■ **YOUR GOAL**
Reproduce the entries below line for line, exactly as they appear, and omit the pictures from your output.

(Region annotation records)
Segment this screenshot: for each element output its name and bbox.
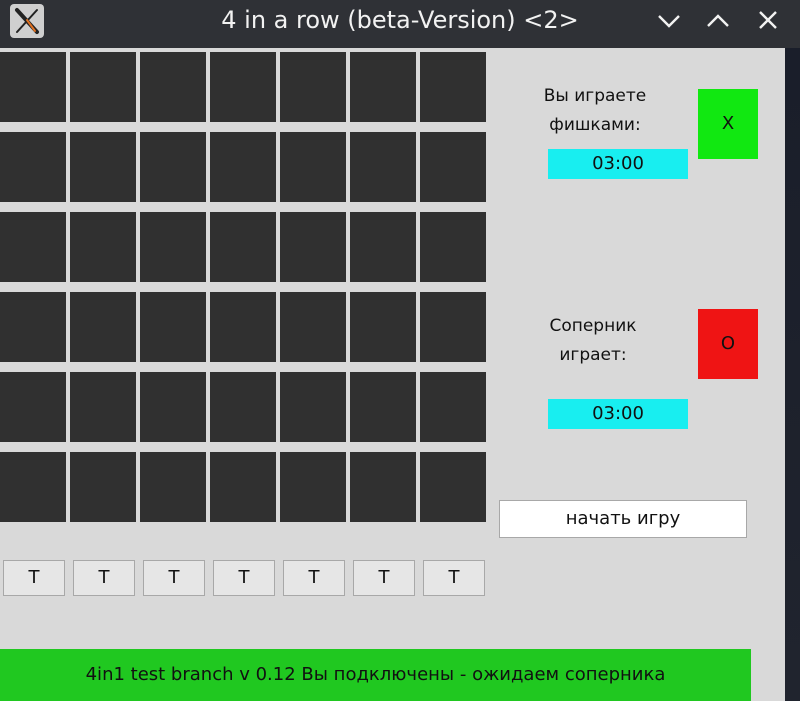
board-cell bbox=[350, 452, 416, 522]
drop-column-button[interactable]: T bbox=[3, 560, 65, 596]
title-bar[interactable]: 4 in a row (beta-Version) <2> bbox=[0, 0, 800, 48]
board-cell bbox=[140, 292, 206, 362]
board-cell bbox=[140, 132, 206, 202]
board-cell bbox=[420, 292, 486, 362]
board-cell bbox=[350, 292, 416, 362]
game-window: TTTTTTT Вы играете фишками: X 03:00 Сопе… bbox=[0, 48, 785, 701]
player-label-line2: фишками: bbox=[549, 115, 641, 135]
board-cell bbox=[0, 132, 66, 202]
desktop-background bbox=[785, 48, 800, 701]
board-cell bbox=[70, 52, 136, 122]
board-cell bbox=[350, 132, 416, 202]
board-cell bbox=[70, 452, 136, 522]
board-cell bbox=[140, 452, 206, 522]
board-cell bbox=[350, 212, 416, 282]
player-label: Вы играете фишками: bbox=[520, 82, 670, 140]
board-cell bbox=[280, 292, 346, 362]
board-cell bbox=[420, 372, 486, 442]
player-piece: X bbox=[698, 89, 758, 159]
board-cell bbox=[420, 452, 486, 522]
board-cell bbox=[0, 292, 66, 362]
board-cell bbox=[420, 52, 486, 122]
board-cell bbox=[210, 452, 276, 522]
drop-column-button[interactable]: T bbox=[353, 560, 415, 596]
board-cell bbox=[210, 292, 276, 362]
maximize-icon bbox=[707, 14, 729, 27]
opponent-label: Соперник играет: bbox=[518, 312, 668, 370]
drop-column-button[interactable]: T bbox=[423, 560, 485, 596]
close-button[interactable] bbox=[753, 8, 783, 34]
board-cell bbox=[70, 132, 136, 202]
board-cell bbox=[280, 372, 346, 442]
board-cell bbox=[140, 372, 206, 442]
opponent-label-line2: играет: bbox=[559, 345, 627, 365]
close-icon bbox=[759, 11, 777, 29]
drop-column-button[interactable]: T bbox=[73, 560, 135, 596]
x-logo-icon bbox=[10, 4, 44, 38]
start-game-button[interactable]: начать игру bbox=[499, 500, 747, 538]
board-cell bbox=[70, 372, 136, 442]
player-timer: 03:00 bbox=[548, 149, 688, 179]
board-cell bbox=[280, 132, 346, 202]
board-cell bbox=[210, 212, 276, 282]
minimize-icon bbox=[658, 15, 680, 28]
board-cell bbox=[210, 132, 276, 202]
board-cell bbox=[0, 372, 66, 442]
board-cell bbox=[210, 372, 276, 442]
status-bar: 4in1 test branch v 0.12 Вы подключены - … bbox=[0, 649, 751, 701]
drop-column-button[interactable]: T bbox=[213, 560, 275, 596]
board-cell bbox=[210, 52, 276, 122]
opponent-timer: 03:00 bbox=[548, 399, 688, 429]
board-cell bbox=[0, 452, 66, 522]
board-cell bbox=[350, 372, 416, 442]
minimize-button[interactable] bbox=[654, 8, 684, 34]
drop-column-button[interactable]: T bbox=[143, 560, 205, 596]
board-cell bbox=[280, 452, 346, 522]
board-cell bbox=[350, 52, 416, 122]
board-cell bbox=[280, 52, 346, 122]
board-cell bbox=[70, 212, 136, 282]
drop-column-button[interactable]: T bbox=[283, 560, 345, 596]
board-cell bbox=[0, 52, 66, 122]
board-cell bbox=[280, 212, 346, 282]
board-cell bbox=[0, 212, 66, 282]
maximize-button[interactable] bbox=[703, 8, 733, 34]
board-cell bbox=[420, 212, 486, 282]
board-cell bbox=[140, 52, 206, 122]
board-cell bbox=[140, 212, 206, 282]
opponent-label-line1: Соперник bbox=[549, 316, 637, 336]
board-cell bbox=[70, 292, 136, 362]
player-label-line1: Вы играете bbox=[543, 86, 647, 106]
board-cell bbox=[420, 132, 486, 202]
opponent-piece: O bbox=[698, 309, 758, 379]
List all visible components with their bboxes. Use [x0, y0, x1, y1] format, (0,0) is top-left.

■ **THE COMPLETED TASK**
Segment this screenshot: for each element output its name and bbox.
board-cell bbox=[350, 452, 416, 522]
drop-column-button[interactable]: T bbox=[3, 560, 65, 596]
title-bar[interactable]: 4 in a row (beta-Version) <2> bbox=[0, 0, 800, 48]
board-cell bbox=[140, 292, 206, 362]
board-cell bbox=[140, 132, 206, 202]
board-cell bbox=[420, 292, 486, 362]
board-cell bbox=[350, 292, 416, 362]
game-window: TTTTTTT Вы играете фишками: X 03:00 Сопе… bbox=[0, 48, 785, 701]
player-label-line2: фишками: bbox=[549, 115, 641, 135]
board-cell bbox=[0, 132, 66, 202]
desktop-background bbox=[785, 48, 800, 701]
board-cell bbox=[70, 52, 136, 122]
board-cell bbox=[350, 132, 416, 202]
board-cell bbox=[70, 452, 136, 522]
board-cell bbox=[140, 452, 206, 522]
board-cell bbox=[350, 212, 416, 282]
player-label: Вы играете фишками: bbox=[520, 82, 670, 140]
board-cell bbox=[280, 292, 346, 362]
board-cell bbox=[420, 372, 486, 442]
player-piece: X bbox=[698, 89, 758, 159]
board-cell bbox=[420, 452, 486, 522]
board-cell bbox=[0, 292, 66, 362]
board-cell bbox=[420, 52, 486, 122]
board-cell bbox=[210, 452, 276, 522]
drop-column-button[interactable]: T bbox=[353, 560, 415, 596]
board-cell bbox=[210, 292, 276, 362]
maximize-icon bbox=[707, 14, 729, 27]
opponent-label: Соперник играет: bbox=[518, 312, 668, 370]
drop-column-button[interactable]: T bbox=[423, 560, 485, 596]
close-button[interactable] bbox=[753, 8, 783, 34]
board-cell bbox=[70, 132, 136, 202]
board-cell bbox=[280, 372, 346, 442]
board-cell bbox=[140, 372, 206, 442]
opponent-label-line2: играет: bbox=[559, 345, 627, 365]
close-icon bbox=[759, 11, 777, 29]
drop-column-button[interactable]: T bbox=[73, 560, 135, 596]
x-logo-icon bbox=[10, 4, 44, 38]
start-game-button[interactable]: начать игру bbox=[499, 500, 747, 538]
board-cell bbox=[70, 372, 136, 442]
player-timer: 03:00 bbox=[548, 149, 688, 179]
board-cell bbox=[280, 132, 346, 202]
board-cell bbox=[210, 212, 276, 282]
minimize-icon bbox=[658, 15, 680, 28]
board-cell bbox=[210, 132, 276, 202]
board-cell bbox=[0, 372, 66, 442]
board-cell bbox=[210, 372, 276, 442]
status-bar: 4in1 test branch v 0.12 Вы подключены - … bbox=[0, 649, 751, 701]
drop-column-button[interactable]: T bbox=[213, 560, 275, 596]
board-cell bbox=[210, 52, 276, 122]
opponent-timer: 03:00 bbox=[548, 399, 688, 429]
board-cell bbox=[0, 452, 66, 522]
board-cell bbox=[350, 372, 416, 442]
minimize-button[interactable] bbox=[654, 8, 684, 34]
drop-column-button[interactable]: T bbox=[143, 560, 205, 596]
board-cell bbox=[280, 452, 346, 522]
board-cell bbox=[350, 52, 416, 122]
board-cell bbox=[280, 52, 346, 122]
board-cell bbox=[70, 212, 136, 282]
drop-column-button[interactable]: T bbox=[283, 560, 345, 596]
board-cell bbox=[0, 52, 66, 122]
board-cell bbox=[280, 212, 346, 282]
board-cell bbox=[0, 212, 66, 282]
maximize-button[interactable] bbox=[703, 8, 733, 34]
board-cell bbox=[420, 212, 486, 282]
board-cell bbox=[140, 52, 206, 122]
board-cell bbox=[140, 212, 206, 282]
opponent-label-line1: Соперник bbox=[549, 316, 637, 336]
board-cell bbox=[70, 292, 136, 362]
player-label-line1: Вы играете bbox=[543, 86, 647, 106]
board-cell bbox=[420, 132, 486, 202]
opponent-piece: O bbox=[698, 309, 758, 379]
List all visible components with their bboxes. Use [x0, y0, x1, y1] format, (0,0) is top-left.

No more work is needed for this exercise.